BEGIN RECORD EXTRACTS
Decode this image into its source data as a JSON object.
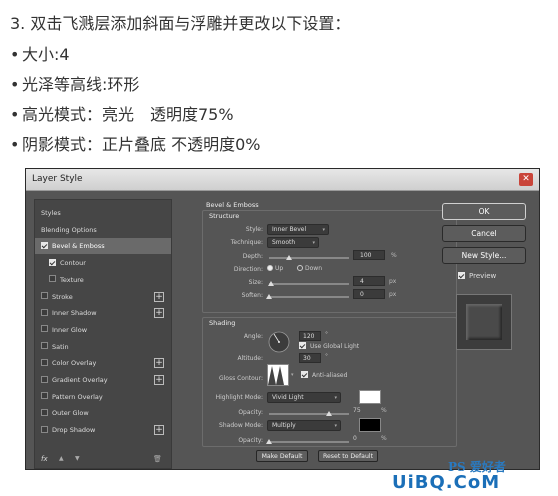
{
  "instructions": {
    "heading": "3. 双击飞溅层添加斜面与浮雕并更改以下设置：",
    "bullet_char": "•",
    "items": [
      "大小:4",
      "光泽等高线:环形",
      "高光模式：亮光　透明度75%",
      "阴影模式：正片叠底 不透明度0%"
    ]
  },
  "dialog": {
    "title": "Layer Style",
    "close_glyph": "✕",
    "left_panel": {
      "items": [
        {
          "label": "Styles",
          "checkbox": false,
          "checked": false,
          "plus": false,
          "selected": false
        },
        {
          "label": "Blending Options",
          "checkbox": false,
          "checked": false,
          "plus": false,
          "selected": false
        },
        {
          "label": "Bevel & Emboss",
          "checkbox": true,
          "checked": true,
          "plus": false,
          "selected": true
        },
        {
          "label": "Contour",
          "checkbox": true,
          "checked": true,
          "plus": false,
          "selected": false,
          "indent": true
        },
        {
          "label": "Texture",
          "checkbox": true,
          "checked": false,
          "plus": false,
          "selected": false,
          "indent": true
        },
        {
          "label": "Stroke",
          "checkbox": true,
          "checked": false,
          "plus": true,
          "selected": false
        },
        {
          "label": "Inner Shadow",
          "checkbox": true,
          "checked": false,
          "plus": true,
          "selected": false
        },
        {
          "label": "Inner Glow",
          "checkbox": true,
          "checked": false,
          "plus": false,
          "selected": false
        },
        {
          "label": "Satin",
          "checkbox": true,
          "checked": false,
          "plus": false,
          "selected": false
        },
        {
          "label": "Color Overlay",
          "checkbox": true,
          "checked": false,
          "plus": true,
          "selected": false
        },
        {
          "label": "Gradient Overlay",
          "checkbox": true,
          "checked": false,
          "plus": true,
          "selected": false
        },
        {
          "label": "Pattern Overlay",
          "checkbox": true,
          "checked": false,
          "plus": false,
          "selected": false
        },
        {
          "label": "Outer Glow",
          "checkbox": true,
          "checked": false,
          "plus": false,
          "selected": false
        },
        {
          "label": "Drop Shadow",
          "checkbox": true,
          "checked": false,
          "plus": true,
          "selected": false
        }
      ],
      "fx_label": "fx",
      "up_glyph": "▲",
      "down_glyph": "▼",
      "trash_glyph": "🗑"
    },
    "bevel": {
      "title": "Bevel & Emboss",
      "structure_title": "Structure",
      "style_label": "Style:",
      "style_value": "Inner Bevel",
      "technique_label": "Technique:",
      "technique_value": "Smooth",
      "depth_label": "Depth:",
      "depth_value": "100",
      "depth_unit": "%",
      "depth_level": 0.25,
      "direction_label": "Direction:",
      "direction_up": "Up",
      "direction_down": "Down",
      "size_label": "Size:",
      "size_value": "4",
      "size_unit": "px",
      "size_level": 0.03,
      "soften_label": "Soften:",
      "soften_value": "0",
      "soften_unit": "px",
      "soften_level": 0.0,
      "shading_title": "Shading",
      "angle_label": "Angle:",
      "angle_value": "120",
      "angle_unit": "°",
      "global_light_label": "Use Global Light",
      "altitude_label": "Altitude:",
      "altitude_value": "30",
      "altitude_unit": "°",
      "gloss_label": "Gloss Contour:",
      "anti_alias_label": "Anti-aliased",
      "highlight_label": "Highlight Mode:",
      "highlight_value": "Vivid Light",
      "highlight_color": "#ffffff",
      "hl_opacity_label": "Opacity:",
      "hl_opacity_value": "75",
      "hl_opacity_unit": "%",
      "hl_opacity_level": 0.75,
      "shadow_label": "Shadow Mode:",
      "shadow_value": "Multiply",
      "shadow_color": "#000000",
      "sh_opacity_label": "Opacity:",
      "sh_opacity_value": "0",
      "sh_opacity_unit": "%",
      "sh_opacity_level": 0.0,
      "make_default": "Make Default",
      "reset_default": "Reset to Default"
    },
    "right": {
      "ok": "OK",
      "cancel": "Cancel",
      "new_style": "New Style...",
      "preview_label": "Preview"
    }
  },
  "watermark": {
    "line1": "PS 爱好者",
    "line2": "UiBQ.CoM"
  }
}
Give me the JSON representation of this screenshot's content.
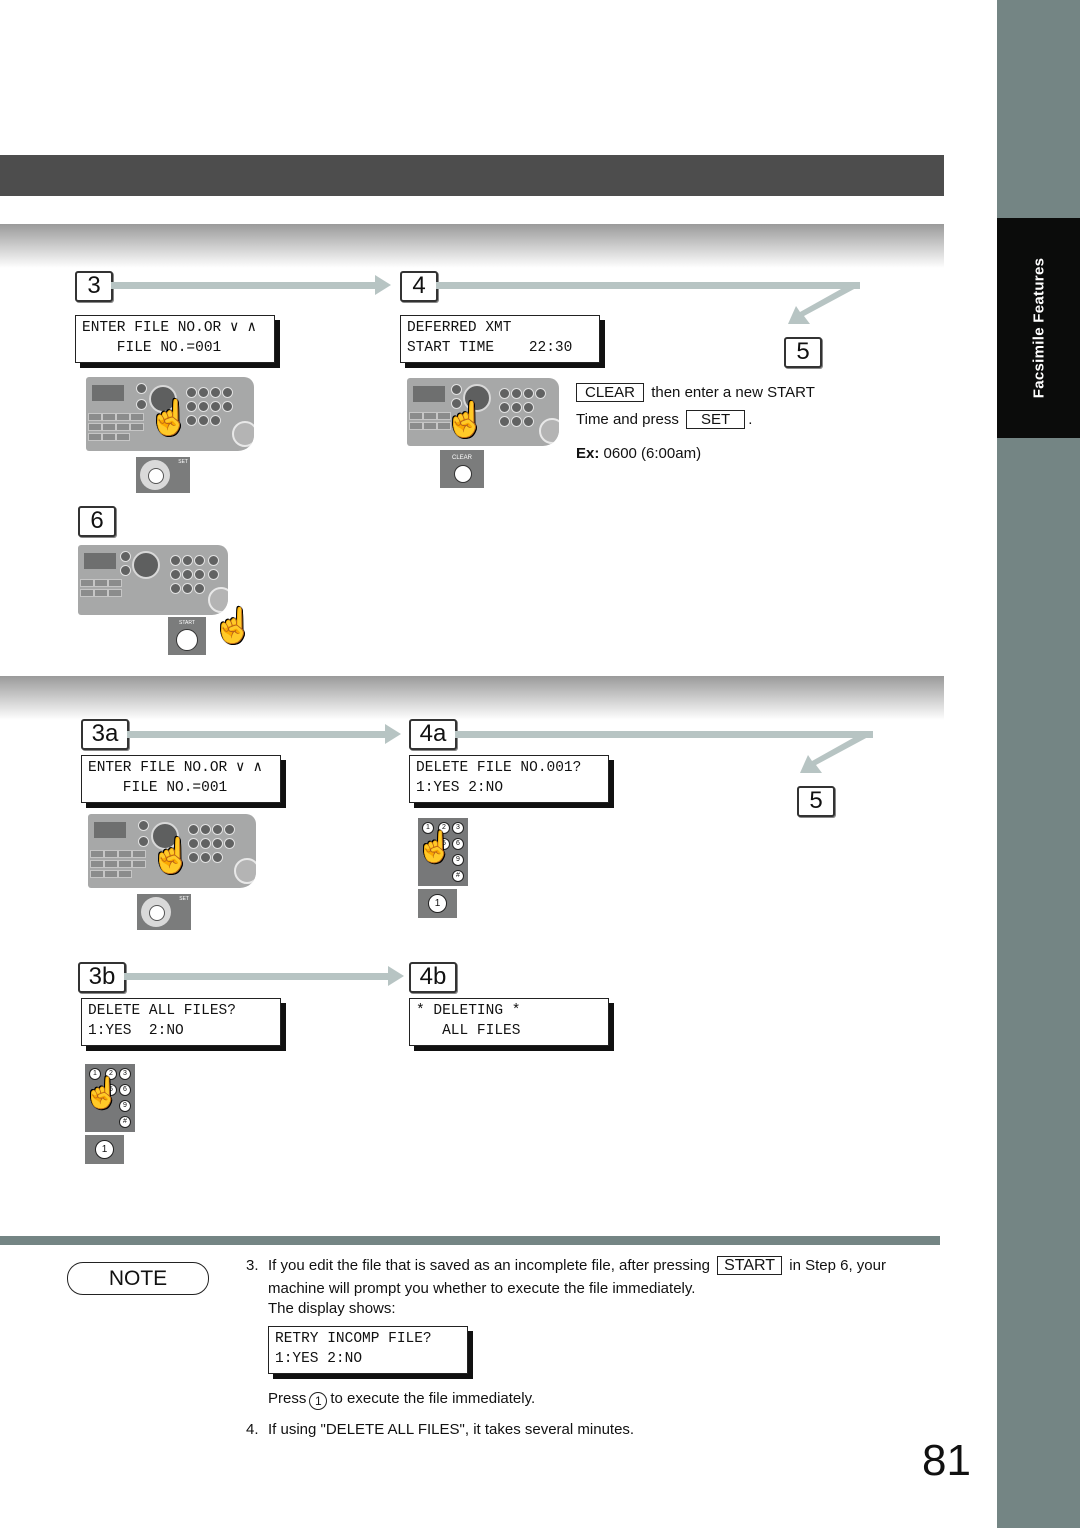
{
  "sidebar": {
    "tab_label": "Facsimile Features"
  },
  "section1": {
    "steps": {
      "s3": {
        "num": "3",
        "lcd_line1": "ENTER FILE NO.OR ∨ ∧",
        "lcd_line2": "    FILE NO.=001",
        "inset_label": "SET"
      },
      "s4": {
        "num": "4",
        "lcd_line1": "DEFERRED XMT",
        "lcd_line2": "START TIME    22:30",
        "inset_label": "CLEAR"
      },
      "s5": {
        "num": "5",
        "key_clear": "CLEAR",
        "text1": "then enter a new START",
        "text2": "Time and press",
        "key_set": "SET",
        "text3": ".",
        "ex_label": "Ex:",
        "ex_value": "0600 (6:00am)"
      },
      "s6": {
        "num": "6",
        "inset_label": "START"
      }
    }
  },
  "section2": {
    "steps": {
      "s3a": {
        "num": "3a",
        "lcd_line1": "ENTER FILE NO.OR ∨ ∧",
        "lcd_line2": "    FILE NO.=001",
        "inset_label": "SET"
      },
      "s4a": {
        "num": "4a",
        "lcd_line1": "DELETE FILE NO.001?",
        "lcd_line2": "1:YES 2:NO",
        "key_label": "1"
      },
      "s5": {
        "num": "5"
      },
      "s3b": {
        "num": "3b",
        "lcd_line1": "DELETE ALL FILES?",
        "lcd_line2": "1:YES  2:NO",
        "key_label": "1"
      },
      "s4b": {
        "num": "4b",
        "lcd_line1": "* DELETING *",
        "lcd_line2": "   ALL FILES"
      }
    }
  },
  "keypad_keys": [
    "1",
    "2",
    "3",
    "5",
    "6",
    "9",
    "#"
  ],
  "note": {
    "label": "NOTE",
    "item3": {
      "num": "3.",
      "text_a": "If you edit the file that is saved as an incomplete file, after pressing",
      "key": "START",
      "text_b": "in Step 6, your",
      "text_c": "machine will prompt you whether to execute the file immediately.",
      "text_d": "The display shows:",
      "lcd_line1": "RETRY INCOMP FILE?",
      "lcd_line2": "1:YES 2:NO",
      "press_a": "Press",
      "press_key": "1",
      "press_b": "to execute the file immediately."
    },
    "item4": {
      "num": "4.",
      "text": "If using \"DELETE ALL FILES\", it takes several minutes."
    }
  },
  "page_number": "81"
}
END RECORD EXTRACTS
__EXERCISE REQUIREMENTS__:
Look through the entries above; copy each line where the string "Contour" appears.

__EXPECTED ANSWER__:
          "label": "Contour",
      "gloss_label": "Gloss Contour:",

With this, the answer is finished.